# [Problem]
Pictures should be excluded; otherwise, copy every entry exactly.
☆ ☆ ☆
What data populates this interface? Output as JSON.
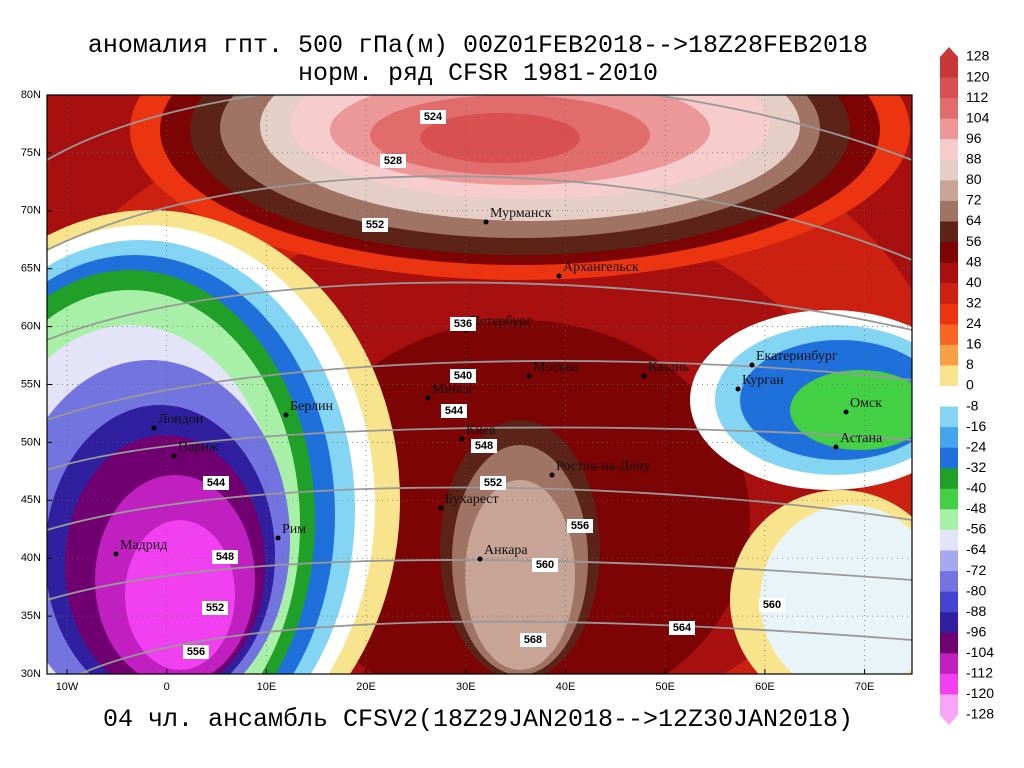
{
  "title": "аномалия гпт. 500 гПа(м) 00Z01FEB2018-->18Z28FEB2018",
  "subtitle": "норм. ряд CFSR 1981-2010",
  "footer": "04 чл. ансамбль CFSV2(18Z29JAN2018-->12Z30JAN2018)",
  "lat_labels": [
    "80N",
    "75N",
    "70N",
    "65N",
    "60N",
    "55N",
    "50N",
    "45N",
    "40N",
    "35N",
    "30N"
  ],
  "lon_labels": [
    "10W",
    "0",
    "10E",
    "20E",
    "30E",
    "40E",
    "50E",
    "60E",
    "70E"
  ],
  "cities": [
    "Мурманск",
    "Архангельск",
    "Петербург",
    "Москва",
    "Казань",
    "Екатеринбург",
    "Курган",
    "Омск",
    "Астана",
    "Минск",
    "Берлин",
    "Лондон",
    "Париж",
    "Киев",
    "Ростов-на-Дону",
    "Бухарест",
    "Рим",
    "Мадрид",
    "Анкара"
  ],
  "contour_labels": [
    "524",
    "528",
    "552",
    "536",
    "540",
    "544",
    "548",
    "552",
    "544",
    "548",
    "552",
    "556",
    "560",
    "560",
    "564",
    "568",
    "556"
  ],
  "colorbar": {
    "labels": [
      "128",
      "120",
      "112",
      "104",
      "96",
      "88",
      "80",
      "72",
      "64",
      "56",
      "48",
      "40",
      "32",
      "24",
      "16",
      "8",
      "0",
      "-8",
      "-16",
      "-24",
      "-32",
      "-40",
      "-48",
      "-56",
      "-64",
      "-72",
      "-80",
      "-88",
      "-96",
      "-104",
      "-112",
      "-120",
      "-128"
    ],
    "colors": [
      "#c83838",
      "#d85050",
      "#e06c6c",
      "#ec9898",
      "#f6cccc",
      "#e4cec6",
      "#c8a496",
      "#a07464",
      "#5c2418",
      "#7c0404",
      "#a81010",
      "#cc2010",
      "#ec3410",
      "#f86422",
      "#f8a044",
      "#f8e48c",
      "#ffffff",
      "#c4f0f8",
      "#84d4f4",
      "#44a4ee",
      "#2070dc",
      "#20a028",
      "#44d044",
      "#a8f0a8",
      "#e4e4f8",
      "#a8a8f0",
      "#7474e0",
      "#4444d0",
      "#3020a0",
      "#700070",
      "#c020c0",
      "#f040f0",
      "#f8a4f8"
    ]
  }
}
☆ ☆ ☆
# [Response to the exercise]
What data populates this interface? Output as JSON.
{
  "title": "аномалия гпт. 500 гПа(м) 00Z01FEB2018-->18Z28FEB2018",
  "subtitle": "норм. ряд CFSR 1981-2010",
  "footer": "04 чл. ансамбль CFSV2(18Z29JAN2018-->12Z30JAN2018)",
  "lat_labels": [
    "80N",
    "75N",
    "70N",
    "65N",
    "60N",
    "55N",
    "50N",
    "45N",
    "40N",
    "35N",
    "30N"
  ],
  "lon_labels": [
    "10W",
    "0",
    "10E",
    "20E",
    "30E",
    "40E",
    "50E",
    "60E",
    "70E"
  ],
  "cities": [
    "Мурманск",
    "Архангельск",
    "Петербург",
    "Москва",
    "Казань",
    "Екатеринбург",
    "Курган",
    "Омск",
    "Астана",
    "Минск",
    "Берлин",
    "Лондон",
    "Париж",
    "Киев",
    "Ростов-на-Дону",
    "Бухарест",
    "Рим",
    "Мадрид",
    "Анкара"
  ],
  "contour_labels": [
    "524",
    "528",
    "552",
    "536",
    "540",
    "544",
    "548",
    "552",
    "544",
    "548",
    "552",
    "556",
    "560",
    "560",
    "564",
    "568",
    "556"
  ],
  "colorbar": {
    "labels": [
      "128",
      "120",
      "112",
      "104",
      "96",
      "88",
      "80",
      "72",
      "64",
      "56",
      "48",
      "40",
      "32",
      "24",
      "16",
      "8",
      "0",
      "-8",
      "-16",
      "-24",
      "-32",
      "-40",
      "-48",
      "-56",
      "-64",
      "-72",
      "-80",
      "-88",
      "-96",
      "-104",
      "-112",
      "-120",
      "-128"
    ],
    "colors": [
      "#c83838",
      "#d85050",
      "#e06c6c",
      "#ec9898",
      "#f6cccc",
      "#e4cec6",
      "#c8a496",
      "#a07464",
      "#5c2418",
      "#7c0404",
      "#a81010",
      "#cc2010",
      "#ec3410",
      "#f86422",
      "#f8a044",
      "#f8e48c",
      "#ffffff",
      "#c4f0f8",
      "#84d4f4",
      "#44a4ee",
      "#2070dc",
      "#20a028",
      "#44d044",
      "#a8f0a8",
      "#e4e4f8",
      "#a8a8f0",
      "#7474e0",
      "#4444d0",
      "#3020a0",
      "#700070",
      "#c020c0",
      "#f040f0",
      "#f8a4f8"
    ]
  }
}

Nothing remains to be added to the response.